### AIM OF THE EXERCISE
Go through the records and show each line where the word "foot" occurs.

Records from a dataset
----
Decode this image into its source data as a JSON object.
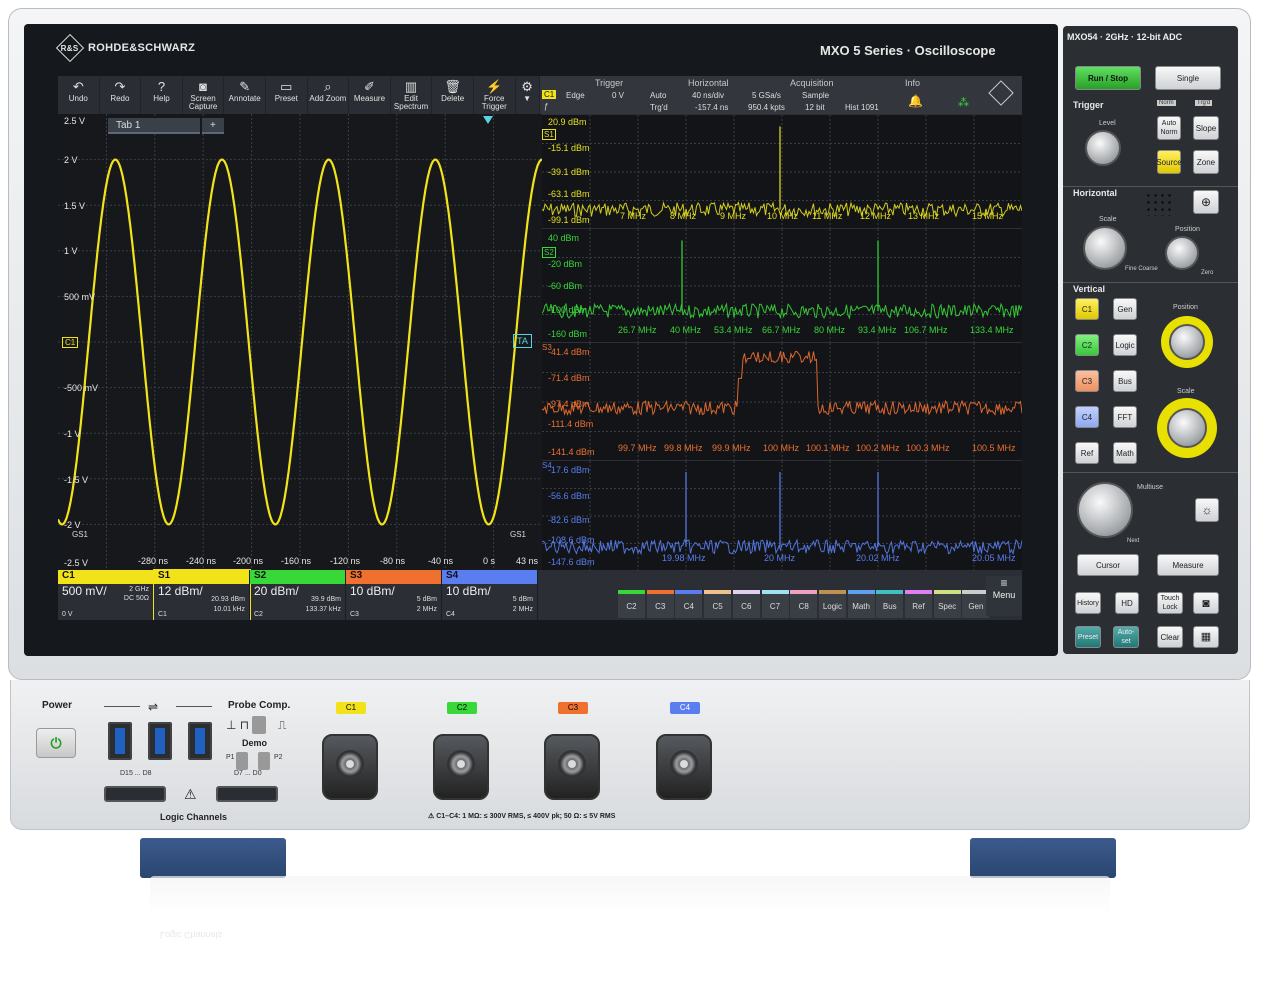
{
  "brand": {
    "name": "ROHDE&SCHWARZ",
    "series": "MXO 5 Series · Oscilloscope",
    "model": "MXO54 · 2GHz · 12-bit ADC"
  },
  "toolbar": {
    "items": [
      {
        "label": "Undo",
        "icon": "↶"
      },
      {
        "label": "Redo",
        "icon": "↷"
      },
      {
        "label": "Help",
        "icon": "?"
      },
      {
        "label": "Screen Capture",
        "icon": "◙"
      },
      {
        "label": "Annotate",
        "icon": "✎"
      },
      {
        "label": "Preset",
        "icon": "▭"
      },
      {
        "label": "Add Zoom",
        "icon": "⌕"
      },
      {
        "label": "Measure",
        "icon": "✐"
      },
      {
        "label": "Edit Spectrum",
        "icon": "▥"
      },
      {
        "label": "Delete",
        "icon": "🗑"
      },
      {
        "label": "Force Trigger",
        "icon": "⚡"
      }
    ]
  },
  "info": {
    "trigger": {
      "title": "Trigger",
      "source": "C1",
      "type": "Edge",
      "level": "0 V",
      "mode": "Auto",
      "state": "Trg'd"
    },
    "horizontal": {
      "title": "Horizontal",
      "scale": "40 ns/div",
      "position": "-157.4 ns"
    },
    "acquisition": {
      "title": "Acquisition",
      "rate": "5 GSa/s",
      "mode": "Sample",
      "points": "950.4 kpts",
      "bits": "12 bit",
      "hist": "Hist 1091"
    },
    "info_title": "Info"
  },
  "tabs": {
    "tab1": "Tab 1",
    "add": "+"
  },
  "time_plot": {
    "y_labels": [
      "2.5 V",
      "2 V",
      "1.5 V",
      "1 V",
      "500 mV",
      "-500 mV",
      "-1 V",
      "-1.5 V",
      "-2 V",
      "-2.5 V"
    ],
    "x_labels": [
      "-280 ns",
      "-240 ns",
      "-200 ns",
      "-160 ns",
      "-120 ns",
      "-80 ns",
      "-40 ns",
      "0 s",
      "43 ns"
    ],
    "marker_c1": "C1",
    "marker_ta": "TA",
    "gs1_left": "GS1",
    "gs1_right": "GS1",
    "color": "#f2e21a"
  },
  "chart_data": {
    "type": "line",
    "series": [
      {
        "name": "C1",
        "shape": "sine",
        "amplitude_v": 2.0,
        "period_ns": 80
      }
    ],
    "x_range_ns": [
      -320,
      43
    ],
    "y_range_v": [
      -2.5,
      2.5
    ]
  },
  "spectra": [
    {
      "id": "S1",
      "color": "#e8e020",
      "levels": [
        "20.9 dBm",
        "-15.1 dBm",
        "-39.1 dBm",
        "-63.1 dBm",
        "-99.1 dBm"
      ],
      "freqs": [
        "7 MHz",
        "8 MHz",
        "9 MHz",
        "10 MHz",
        "11 MHz",
        "12 MHz",
        "13 MHz",
        "15 MHz"
      ]
    },
    {
      "id": "S2",
      "color": "#38d838",
      "levels": [
        "40 dBm",
        "-20 dBm",
        "-60 dBm",
        "-100 dBm",
        "-160 dBm"
      ],
      "freqs": [
        "26.7 MHz",
        "40 MHz",
        "53.4 MHz",
        "66.7 MHz",
        "80 MHz",
        "93.4 MHz",
        "106.7 MHz",
        "133.4 MHz"
      ]
    },
    {
      "id": "S3",
      "color": "#f07030",
      "levels": [
        "-41.4 dBm",
        "-71.4 dBm",
        "-97.4 dBm",
        "-111.4 dBm",
        "-141.4 dBm"
      ],
      "freqs": [
        "99.7 MHz",
        "99.8 MHz",
        "99.9 MHz",
        "100 MHz",
        "100.1 MHz",
        "100.2 MHz",
        "100.3 MHz",
        "100.5 MHz"
      ]
    },
    {
      "id": "S4",
      "color": "#5a7ef0",
      "levels": [
        "-17.6 dBm",
        "-56.6 dBm",
        "-82.6 dBm",
        "-108.6 dBm",
        "-147.6 dBm"
      ],
      "freqs": [
        "19.98 MHz",
        "20 MHz",
        "20.02 MHz",
        "20.05 MHz"
      ]
    }
  ],
  "channels": [
    {
      "name": "C1",
      "color": "#f2e21a",
      "value": "500 mV/",
      "sub1": "2 GHz",
      "sub2": "DC 50Ω",
      "foot": "0 V"
    },
    {
      "name": "S1",
      "color": "#f2e21a",
      "value": "12 dBm/",
      "sub1": "20.93 dBm",
      "sub2": "10.01 kHz",
      "foot": "C1"
    },
    {
      "name": "S2",
      "color": "#38d838",
      "value": "20 dBm/",
      "sub1": "39.9 dBm",
      "sub2": "133.37 kHz",
      "foot": "C2"
    },
    {
      "name": "S3",
      "color": "#f07030",
      "value": "10 dBm/",
      "sub1": "5 dBm",
      "sub2": "2 MHz",
      "foot": "C3"
    },
    {
      "name": "S4",
      "color": "#5a7ef0",
      "value": "10 dBm/",
      "sub1": "5 dBm",
      "sub2": "2 MHz",
      "foot": "C4"
    }
  ],
  "source_buttons": [
    {
      "label": "C2",
      "color": "#38d838"
    },
    {
      "label": "C3",
      "color": "#f07030"
    },
    {
      "label": "C4",
      "color": "#5a7ef0"
    },
    {
      "label": "C5",
      "color": "#f0c090"
    },
    {
      "label": "C6",
      "color": "#e0d0f0"
    },
    {
      "label": "C7",
      "color": "#a0e0f0"
    },
    {
      "label": "C8",
      "color": "#f0a0c0"
    },
    {
      "label": "Logic",
      "color": "#c09050"
    },
    {
      "label": "Math",
      "color": "#60a0f0"
    },
    {
      "label": "Bus",
      "color": "#40c0c0"
    },
    {
      "label": "Ref",
      "color": "#e080f0"
    },
    {
      "label": "Spec",
      "color": "#d0e080"
    },
    {
      "label": "Gen",
      "color": "#cccccc"
    }
  ],
  "menu_label": "Menu",
  "side": {
    "run_stop": "Run / Stop",
    "single": "Single",
    "trigger_title": "Trigger",
    "norm": "Norm",
    "trgd": "Trg'd",
    "level": "Level",
    "auto_norm": "Auto Norm",
    "slope": "Slope",
    "source": "Source",
    "zone": "Zone",
    "horizontal_title": "Horizontal",
    "scale": "Scale",
    "position": "Position",
    "fine_coarse": "Fine Coarse",
    "zero": "Zero",
    "vertical_title": "Vertical",
    "c1": "C1",
    "gen": "Gen",
    "c2": "C2",
    "logic": "Logic",
    "c3": "C3",
    "bus": "Bus",
    "c4": "C4",
    "fft": "FFT",
    "ref": "Ref",
    "math": "Math",
    "multiuse": "Multiuse",
    "next": "Next",
    "cursor": "Cursor",
    "measure": "Measure",
    "history": "History",
    "hd": "HD",
    "touch_lock": "Touch Lock",
    "preset": "Preset",
    "autoset": "Auto-set",
    "clear": "Clear"
  },
  "front": {
    "power": "Power",
    "probe_comp": "Probe Comp.",
    "demo": "Demo",
    "p1": "P1",
    "p2": "P2",
    "d15_d8": "D15 ... D8",
    "d7_d0": "D7 ... D0",
    "logic_channels": "Logic Channels",
    "warning": "C1–C4: 1 MΩ: ≤ 300V RMS, ≤ 400V pk; 50 Ω: ≤ 5V RMS",
    "inputs": [
      "C1",
      "C2",
      "C3",
      "C4"
    ],
    "input_colors": [
      "#f2e21a",
      "#38d838",
      "#f07030",
      "#5a7ef0"
    ]
  }
}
----
### WRITTEN SOLUTION
      "foot": "0 V"
      "foot": "C1"
      "foot": "C2"
      "foot": "C3"
      "foot": "C4"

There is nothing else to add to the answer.